* START Entries supplied *
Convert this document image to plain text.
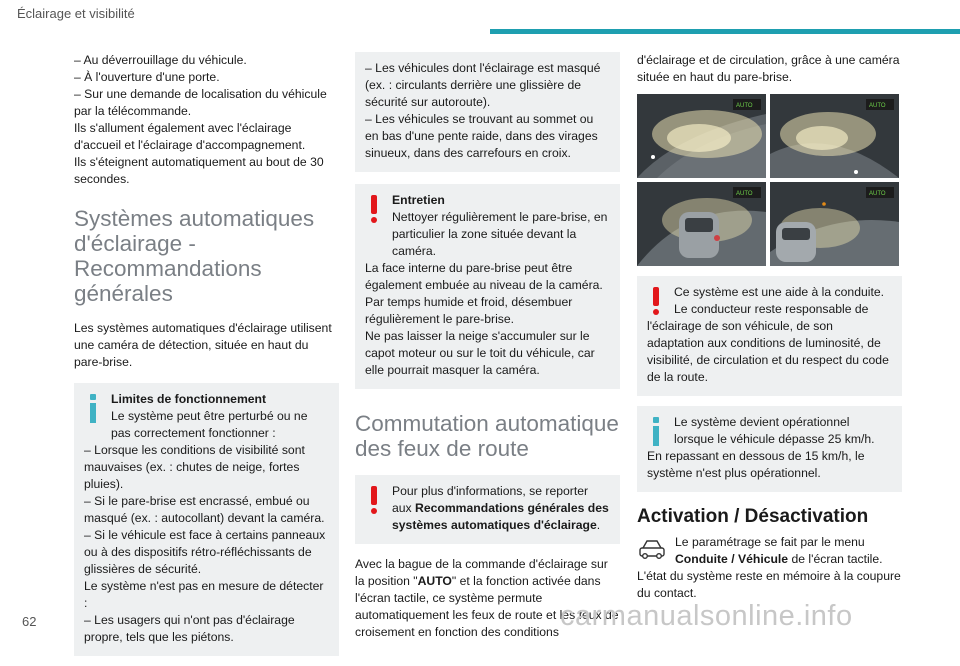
Éclairage et visibilité

– Au déverrouillage du véhicule.

– À l'ouverture d'une porte.

– Sur une demande de localisation du véhicule par la télécommande.

Ils s'allument également avec l'éclairage d'accueil et l'éclairage d'accompagnement.

Ils s'éteignent automatiquement au bout de 30 secondes.

Systèmes automatiques d'éclairage - Recommandations générales

Les systèmes automatiques d'éclairage utilisent une caméra de détection, située en haut du pare-brise.

Limites de fonctionnement

Le système peut être perturbé ou ne pas correctement fonctionner :

– Lorsque les conditions de visibilité sont mauvaises (ex. : chutes de neige, fortes pluies).

– Si le pare-brise est encrassé, embué ou masqué (ex. : autocollant) devant la caméra.

– Si le véhicule est face à certains panneaux ou à des dispositifs rétro-réfléchissants de glissières de sécurité.

Le système n'est pas en mesure de détecter :

– Les usagers qui n'ont pas d'éclairage propre, tels que les piétons.

– Les véhicules dont l'éclairage est masqué (ex. : circulants derrière une glissière de sécurité sur autoroute).

– Les véhicules se trouvant au sommet ou en bas d'une pente raide, dans des virages sinueux, dans des carrefours en croix.

Entretien

Nettoyer régulièrement le pare-brise, en particulier la zone située devant la caméra.

La face interne du pare-brise peut être également embuée au niveau de la caméra. Par temps humide et froid, désembuer régulièrement le pare-brise.

Ne pas laisser la neige s'accumuler sur le capot moteur ou sur le toit du véhicule, car elle pourrait masquer la caméra.

Commutation automatique des feux de route

Pour plus d'informations, se reporter aux Recommandations générales des systèmes automatiques d'éclairage.

Avec la bague de la commande d'éclairage sur la position "AUTO" et la fonction activée dans l'écran tactile, ce système permute automatiquement les feux de route et les feux de croisement en fonction des conditions

d'éclairage et de circulation, grâce à une caméra située en haut du pare-brise.

AUTO	AUTO
AUTO	AUTO

Ce système est une aide à la conduite.

Le conducteur reste responsable de l'éclairage de son véhicule, de son adaptation aux conditions de luminosité, de visibilité, de circulation et du respect du code de la route.

Le système devient opérationnel lorsque le véhicule dépasse 25 km/h.

En repassant en dessous de 15 km/h, le système n'est plus opérationnel.

Activation / Désactivation

Le paramétrage se fait par le menu Conduite / Véhicule de l'écran tactile.

L'état du système reste en mémoire à la coupure du contact.

62	carmanualsonline.info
* END Entries supplied *
Work required — Every line of the material is to be quoted exactly, with no pictures carried over.

Solved exercise —
Convert this document image to plain text.
Éclairage et visibilité

– Au déverrouillage du véhicule.

– À l'ouverture d'une porte.

– Sur une demande de localisation du véhicule par la télécommande.

Ils s'allument également avec l'éclairage d'accueil et l'éclairage d'accompagnement.

Ils s'éteignent automatiquement au bout de 30 secondes.

Systèmes automatiques d'éclairage - Recommandations générales

Les systèmes automatiques d'éclairage utilisent une caméra de détection, située en haut du pare-brise.

Limites de fonctionnement

Le système peut être perturbé ou ne pas correctement fonctionner :

– Lorsque les conditions de visibilité sont mauvaises (ex. : chutes de neige, fortes pluies).

– Si le pare-brise est encrassé, embué ou masqué (ex. : autocollant) devant la caméra.

– Si le véhicule est face à certains panneaux ou à des dispositifs rétro-réfléchissants de glissières de sécurité.

Le système n'est pas en mesure de détecter :

– Les usagers qui n'ont pas d'éclairage propre, tels que les piétons.

– Les véhicules dont l'éclairage est masqué (ex. : circulants derrière une glissière de sécurité sur autoroute).

– Les véhicules se trouvant au sommet ou en bas d'une pente raide, dans des virages sinueux, dans des carrefours en croix.

Entretien

Nettoyer régulièrement le pare-brise, en particulier la zone située devant la caméra.

La face interne du pare-brise peut être également embuée au niveau de la caméra. Par temps humide et froid, désembuer régulièrement le pare-brise.

Ne pas laisser la neige s'accumuler sur le capot moteur ou sur le toit du véhicule, car elle pourrait masquer la caméra.

Commutation automatique des feux de route

Pour plus d'informations, se reporter aux Recommandations générales des systèmes automatiques d'éclairage.

Avec la bague de la commande d'éclairage sur la position "AUTO" et la fonction activée dans l'écran tactile, ce système permute automatiquement les feux de route et les feux de croisement en fonction des conditions

d'éclairage et de circulation, grâce à une caméra située en haut du pare-brise.

AUTO	AUTO
AUTO	AUTO

Ce système est une aide à la conduite.

Le conducteur reste responsable de l'éclairage de son véhicule, de son adaptation aux conditions de luminosité, de visibilité, de circulation et du respect du code de la route.

Le système devient opérationnel lorsque le véhicule dépasse 25 km/h.

En repassant en dessous de 15 km/h, le système n'est plus opérationnel.

Activation / Désactivation

Le paramétrage se fait par le menu Conduite / Véhicule de l'écran tactile.

L'état du système reste en mémoire à la coupure du contact.

62	carmanualsonline.info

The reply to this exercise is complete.